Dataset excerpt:
## Start
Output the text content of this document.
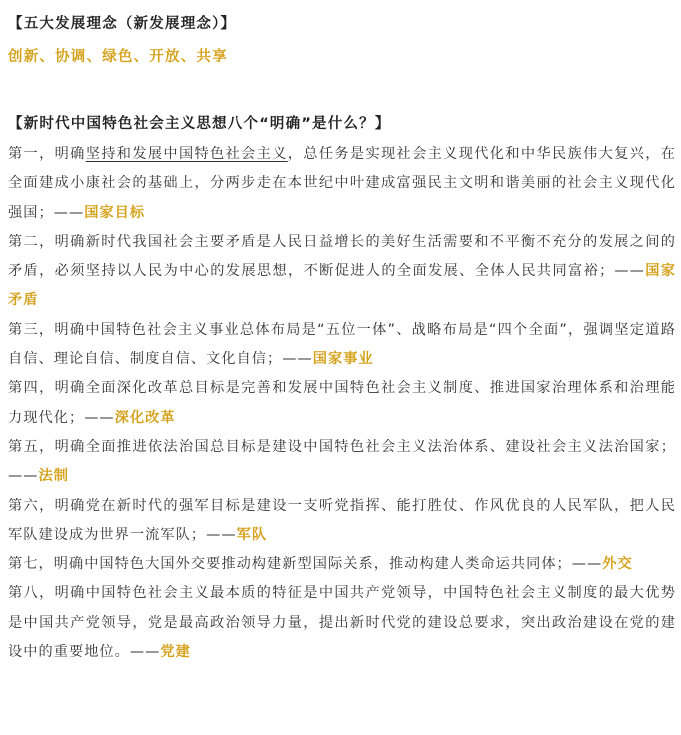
【五大发展理念（新发展理念）】
创新、协调、绿色、开放、共享
【新时代中国特色社会主义思想八个“明确”是什么？】

第一，明确坚持和发展中国特色社会主义，总任务是实现社会主义现代化和中华民族伟大复兴，在全面建成小康社会的基础上，分两步走在本世纪中叶建成富强民主文明和谐美丽的社会主义现代化强国；——国家目标

第二，明确新时代我国社会主要矛盾是人民日益增长的美好生活需要和不平衡不充分的发展之间的矛盾，必须坚持以人民为中心的发展思想，不断促进人的全面发展、全体人民共同富裕；——国家矛盾

第三，明确中国特色社会主义事业总体布局是“五位一体”、战略布局是“四个全面”，强调坚定道路自信、理论自信、制度自信、文化自信；——国家事业

第四，明确全面深化改革总目标是完善和发展中国特色社会主义制度、推进国家治理体系和治理能力现代化；——深化改革

第五，明确全面推进依法治国总目标是建设中国特色社会主义法治体系、建设社会主义法治国家；——法制

第六，明确党在新时代的强军目标是建设一支听党指挥、能打胜仗、作风优良的人民军队，把人民军队建设成为世界一流军队；——军队

第七，明确中国特色大国外交要推动构建新型国际关系，推动构建人类命运共同体；——外交

第八，明确中国特色社会主义最本质的特征是中国共产党领导，中国特色社会主义制度的最大优势是中国共产党领导，党是最高政治领导力量，提出新时代党的建设总要求，突出政治建设在党的建设中的重要地位。——党建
## End
Quote the material exactly. Pictures stay out.

Output the text content of this document.
【五大发展理念（新发展理念）】
创新、协调、绿色、开放、共享
【新时代中国特色社会主义思想八个“明确”是什么？】

第一，明确坚持和发展中国特色社会主义，总任务是实现社会主义现代化和中华民族伟大复兴，在全面建成小康社会的基础上，分两步走在本世纪中叶建成富强民主文明和谐美丽的社会主义现代化强国；——国家目标

第二，明确新时代我国社会主要矛盾是人民日益增长的美好生活需要和不平衡不充分的发展之间的矛盾，必须坚持以人民为中心的发展思想，不断促进人的全面发展、全体人民共同富裕；——国家矛盾

第三，明确中国特色社会主义事业总体布局是“五位一体”、战略布局是“四个全面”，强调坚定道路自信、理论自信、制度自信、文化自信；——国家事业

第四，明确全面深化改革总目标是完善和发展中国特色社会主义制度、推进国家治理体系和治理能力现代化；——深化改革

第五，明确全面推进依法治国总目标是建设中国特色社会主义法治体系、建设社会主义法治国家；——法制

第六，明确党在新时代的强军目标是建设一支听党指挥、能打胜仗、作风优良的人民军队，把人民军队建设成为世界一流军队；——军队

第七，明确中国特色大国外交要推动构建新型国际关系，推动构建人类命运共同体；——外交

第八，明确中国特色社会主义最本质的特征是中国共产党领导，中国特色社会主义制度的最大优势是中国共产党领导，党是最高政治领导力量，提出新时代党的建设总要求，突出政治建设在党的建设中的重要地位。——党建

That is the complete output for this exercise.